== RECORDS PROVIDED

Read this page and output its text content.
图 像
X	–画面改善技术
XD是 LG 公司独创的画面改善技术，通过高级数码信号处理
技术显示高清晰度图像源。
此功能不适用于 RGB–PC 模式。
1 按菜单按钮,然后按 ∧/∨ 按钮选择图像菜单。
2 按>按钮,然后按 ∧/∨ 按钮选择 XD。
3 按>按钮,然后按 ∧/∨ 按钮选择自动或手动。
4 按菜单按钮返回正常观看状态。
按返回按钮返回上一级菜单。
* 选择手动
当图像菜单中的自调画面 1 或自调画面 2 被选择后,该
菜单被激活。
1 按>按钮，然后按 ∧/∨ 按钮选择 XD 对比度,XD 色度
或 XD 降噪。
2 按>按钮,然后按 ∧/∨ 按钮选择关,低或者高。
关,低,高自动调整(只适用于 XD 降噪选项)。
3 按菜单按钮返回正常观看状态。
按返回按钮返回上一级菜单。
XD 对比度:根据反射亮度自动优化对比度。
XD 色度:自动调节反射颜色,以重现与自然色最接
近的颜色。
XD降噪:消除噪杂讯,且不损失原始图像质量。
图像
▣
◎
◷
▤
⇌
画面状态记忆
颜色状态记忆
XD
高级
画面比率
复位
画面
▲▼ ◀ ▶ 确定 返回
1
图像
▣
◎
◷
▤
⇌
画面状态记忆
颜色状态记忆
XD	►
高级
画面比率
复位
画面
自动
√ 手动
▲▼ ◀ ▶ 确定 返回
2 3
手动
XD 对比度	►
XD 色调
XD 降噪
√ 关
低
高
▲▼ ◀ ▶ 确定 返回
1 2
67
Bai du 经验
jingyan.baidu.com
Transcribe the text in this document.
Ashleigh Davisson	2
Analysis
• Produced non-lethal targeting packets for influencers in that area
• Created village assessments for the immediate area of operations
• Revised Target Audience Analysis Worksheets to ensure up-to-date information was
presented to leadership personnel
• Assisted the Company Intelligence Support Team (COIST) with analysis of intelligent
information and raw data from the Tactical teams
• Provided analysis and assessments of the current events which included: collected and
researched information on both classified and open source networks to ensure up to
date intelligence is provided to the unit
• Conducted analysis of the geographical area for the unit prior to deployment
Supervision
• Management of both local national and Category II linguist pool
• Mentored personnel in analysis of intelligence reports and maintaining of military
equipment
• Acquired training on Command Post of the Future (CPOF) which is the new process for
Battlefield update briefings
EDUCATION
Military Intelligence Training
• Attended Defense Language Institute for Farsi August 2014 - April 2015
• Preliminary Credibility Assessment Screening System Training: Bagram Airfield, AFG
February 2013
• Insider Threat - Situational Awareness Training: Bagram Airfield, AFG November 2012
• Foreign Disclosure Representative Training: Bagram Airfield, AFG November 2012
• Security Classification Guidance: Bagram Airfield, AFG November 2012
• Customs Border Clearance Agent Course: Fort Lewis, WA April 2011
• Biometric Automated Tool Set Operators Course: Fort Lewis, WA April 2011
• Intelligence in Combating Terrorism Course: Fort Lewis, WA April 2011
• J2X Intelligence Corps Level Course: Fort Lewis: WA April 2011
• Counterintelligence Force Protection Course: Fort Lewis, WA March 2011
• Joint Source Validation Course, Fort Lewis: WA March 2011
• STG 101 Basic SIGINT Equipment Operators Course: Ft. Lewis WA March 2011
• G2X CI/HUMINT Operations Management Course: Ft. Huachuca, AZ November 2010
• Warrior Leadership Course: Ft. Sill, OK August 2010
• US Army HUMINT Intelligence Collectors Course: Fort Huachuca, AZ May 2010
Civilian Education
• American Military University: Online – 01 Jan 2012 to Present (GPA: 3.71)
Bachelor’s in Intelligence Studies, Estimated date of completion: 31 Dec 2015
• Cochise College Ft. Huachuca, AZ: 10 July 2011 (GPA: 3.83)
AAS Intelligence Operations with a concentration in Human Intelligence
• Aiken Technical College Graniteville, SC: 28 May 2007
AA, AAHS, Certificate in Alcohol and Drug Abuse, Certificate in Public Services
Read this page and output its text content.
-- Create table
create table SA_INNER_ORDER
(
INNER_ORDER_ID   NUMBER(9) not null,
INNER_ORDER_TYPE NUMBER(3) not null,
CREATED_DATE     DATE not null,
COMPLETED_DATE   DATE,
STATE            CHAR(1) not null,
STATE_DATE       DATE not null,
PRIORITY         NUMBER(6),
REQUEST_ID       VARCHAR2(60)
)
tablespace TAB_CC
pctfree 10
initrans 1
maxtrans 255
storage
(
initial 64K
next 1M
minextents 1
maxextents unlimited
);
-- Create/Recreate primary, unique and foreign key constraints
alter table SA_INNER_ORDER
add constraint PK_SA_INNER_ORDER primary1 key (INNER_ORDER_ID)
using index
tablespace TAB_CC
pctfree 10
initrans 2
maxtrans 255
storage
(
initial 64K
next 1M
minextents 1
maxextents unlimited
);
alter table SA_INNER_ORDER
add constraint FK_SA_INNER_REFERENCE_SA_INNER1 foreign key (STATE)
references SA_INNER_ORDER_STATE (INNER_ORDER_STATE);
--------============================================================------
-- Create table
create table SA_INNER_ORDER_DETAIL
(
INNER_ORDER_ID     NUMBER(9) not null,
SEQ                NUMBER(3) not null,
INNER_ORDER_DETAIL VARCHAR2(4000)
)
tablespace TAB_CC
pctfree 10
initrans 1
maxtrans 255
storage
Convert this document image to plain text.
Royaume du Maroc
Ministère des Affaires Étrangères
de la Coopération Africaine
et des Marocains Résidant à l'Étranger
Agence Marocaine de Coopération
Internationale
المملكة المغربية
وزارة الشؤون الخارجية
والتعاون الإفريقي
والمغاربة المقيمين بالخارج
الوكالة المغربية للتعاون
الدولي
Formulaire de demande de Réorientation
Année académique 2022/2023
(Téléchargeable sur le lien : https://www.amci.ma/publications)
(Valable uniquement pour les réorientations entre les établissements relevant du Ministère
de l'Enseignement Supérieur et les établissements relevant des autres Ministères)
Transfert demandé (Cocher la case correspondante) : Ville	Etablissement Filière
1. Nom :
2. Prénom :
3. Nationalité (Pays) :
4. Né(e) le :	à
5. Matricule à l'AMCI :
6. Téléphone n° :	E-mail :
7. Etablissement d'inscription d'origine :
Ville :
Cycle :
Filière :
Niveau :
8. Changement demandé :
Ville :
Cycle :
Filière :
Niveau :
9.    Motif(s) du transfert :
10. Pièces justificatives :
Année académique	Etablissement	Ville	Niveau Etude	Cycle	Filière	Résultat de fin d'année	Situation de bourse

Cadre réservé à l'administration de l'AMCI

====

Give the records above again, word for word.

Read this page and output its text content.
图 像
X	–画面改善技术
XD是 LG 公司独创的画面改善技术，通过高级数码信号处理
技术显示高清晰度图像源。
此功能不适用于 RGB–PC 模式。
1 按菜单按钮,然后按 ∧/∨ 按钮选择图像菜单。
2 按>按钮,然后按 ∧/∨ 按钮选择 XD。
3 按>按钮,然后按 ∧/∨ 按钮选择自动或手动。
4 按菜单按钮返回正常观看状态。
按返回按钮返回上一级菜单。
* 选择手动
当图像菜单中的自调画面 1 或自调画面 2 被选择后,该
菜单被激活。
1 按>按钮，然后按 ∧/∨ 按钮选择 XD 对比度,XD 色度
或 XD 降噪。
2 按>按钮,然后按 ∧/∨ 按钮选择关,低或者高。
关,低,高自动调整(只适用于 XD 降噪选项)。
3 按菜单按钮返回正常观看状态。
按返回按钮返回上一级菜单。
XD 对比度:根据反射亮度自动优化对比度。
XD 色度:自动调节反射颜色,以重现与自然色最接
近的颜色。
XD降噪:消除噪杂讯,且不损失原始图像质量。
图像
▣
◎
◷
▤
⇌
画面状态记忆
颜色状态记忆
XD
高级
画面比率
复位
画面
▲▼ ◀ ▶ 确定 返回
1
图像
▣
◎
◷
▤
⇌
画面状态记忆
颜色状态记忆
XD	►
高级
画面比率
复位
画面
自动
√ 手动
▲▼ ◀ ▶ 确定 返回
2 3
手动
XD 对比度	►
XD 色调
XD 降噪
√ 关
低
高
▲▼ ◀ ▶ 确定 返回
1 2
67
Bai du 经验
jingyan.baidu.com
Transcribe the text in this document.
Ashleigh Davisson	2
Analysis
• Produced non-lethal targeting packets for influencers in that area
• Created village assessments for the immediate area of operations
• Revised Target Audience Analysis Worksheets to ensure up-to-date information was
presented to leadership personnel
• Assisted the Company Intelligence Support Team (COIST) with analysis of intelligent
information and raw data from the Tactical teams
• Provided analysis and assessments of the current events which included: collected and
researched information on both classified and open source networks to ensure up to
date intelligence is provided to the unit
• Conducted analysis of the geographical area for the unit prior to deployment
Supervision
• Management of both local national and Category II linguist pool
• Mentored personnel in analysis of intelligence reports and maintaining of military
equipment
• Acquired training on Command Post of the Future (CPOF) which is the new process for
Battlefield update briefings
EDUCATION
Military Intelligence Training
• Attended Defense Language Institute for Farsi August 2014 - April 2015
• Preliminary Credibility Assessment Screening System Training: Bagram Airfield, AFG
February 2013
• Insider Threat - Situational Awareness Training: Bagram Airfield, AFG November 2012
• Foreign Disclosure Representative Training: Bagram Airfield, AFG November 2012
• Security Classification Guidance: Bagram Airfield, AFG November 2012
• Customs Border Clearance Agent Course: Fort Lewis, WA April 2011
• Biometric Automated Tool Set Operators Course: Fort Lewis, WA April 2011
• Intelligence in Combating Terrorism Course: Fort Lewis, WA April 2011
• J2X Intelligence Corps Level Course: Fort Lewis: WA April 2011
• Counterintelligence Force Protection Course: Fort Lewis, WA March 2011
• Joint Source Validation Course, Fort Lewis: WA March 2011
• STG 101 Basic SIGINT Equipment Operators Course: Ft. Lewis WA March 2011
• G2X CI/HUMINT Operations Management Course: Ft. Huachuca, AZ November 2010
• Warrior Leadership Course: Ft. Sill, OK August 2010
• US Army HUMINT Intelligence Collectors Course: Fort Huachuca, AZ May 2010
Civilian Education
• American Military University: Online – 01 Jan 2012 to Present (GPA: 3.71)
Bachelor’s in Intelligence Studies, Estimated date of completion: 31 Dec 2015
• Cochise College Ft. Huachuca, AZ: 10 July 2011 (GPA: 3.83)
AAS Intelligence Operations with a concentration in Human Intelligence
• Aiken Technical College Graniteville, SC: 28 May 2007
AA, AAHS, Certificate in Alcohol and Drug Abuse, Certificate in Public Services
Read this page and output its text content.
-- Create table
create table SA_INNER_ORDER
(
INNER_ORDER_ID   NUMBER(9) not null,
INNER_ORDER_TYPE NUMBER(3) not null,
CREATED_DATE     DATE not null,
COMPLETED_DATE   DATE,
STATE            CHAR(1) not null,
STATE_DATE       DATE not null,
PRIORITY         NUMBER(6),
REQUEST_ID       VARCHAR2(60)
)
tablespace TAB_CC
pctfree 10
initrans 1
maxtrans 255
storage
(
initial 64K
next 1M
minextents 1
maxextents unlimited
);
-- Create/Recreate primary, unique and foreign key constraints
alter table SA_INNER_ORDER
add constraint PK_SA_INNER_ORDER primary1 key (INNER_ORDER_ID)
using index
tablespace TAB_CC
pctfree 10
initrans 2
maxtrans 255
storage
(
initial 64K
next 1M
minextents 1
maxextents unlimited
);
alter table SA_INNER_ORDER
add constraint FK_SA_INNER_REFERENCE_SA_INNER1 foreign key (STATE)
references SA_INNER_ORDER_STATE (INNER_ORDER_STATE);
--------============================================================------
-- Create table
create table SA_INNER_ORDER_DETAIL
(
INNER_ORDER_ID     NUMBER(9) not null,
SEQ                NUMBER(3) not null,
INNER_ORDER_DETAIL VARCHAR2(4000)
)
tablespace TAB_CC
pctfree 10
initrans 1
maxtrans 255
storage
Convert this document image to plain text.
Royaume du Maroc
Ministère des Affaires Étrangères
de la Coopération Africaine
et des Marocains Résidant à l'Étranger
Agence Marocaine de Coopération
Internationale
المملكة المغربية
وزارة الشؤون الخارجية
والتعاون الإفريقي
والمغاربة المقيمين بالخارج
الوكالة المغربية للتعاون
الدولي
Formulaire de demande de Réorientation
Année académique 2022/2023
(Téléchargeable sur le lien : https://www.amci.ma/publications)
(Valable uniquement pour les réorientations entre les établissements relevant du Ministère
de l'Enseignement Supérieur et les établissements relevant des autres Ministères)
Transfert demandé (Cocher la case correspondante) : Ville	Etablissement Filière
1. Nom :
2. Prénom :
3. Nationalité (Pays) :
4. Né(e) le :	à
5. Matricule à l'AMCI :
6. Téléphone n° :	E-mail :
7. Etablissement d'inscription d'origine :
Ville :
Cycle :
Filière :
Niveau :
8. Changement demandé :
Ville :
Cycle :
Filière :
Niveau :
9.    Motif(s) du transfert :
10. Pièces justificatives :
Année académique	Etablissement	Ville	Niveau Etude	Cycle	Filière	Résultat de fin d'année	Situation de bourse

Cadre réservé à l'administration de l'AMCI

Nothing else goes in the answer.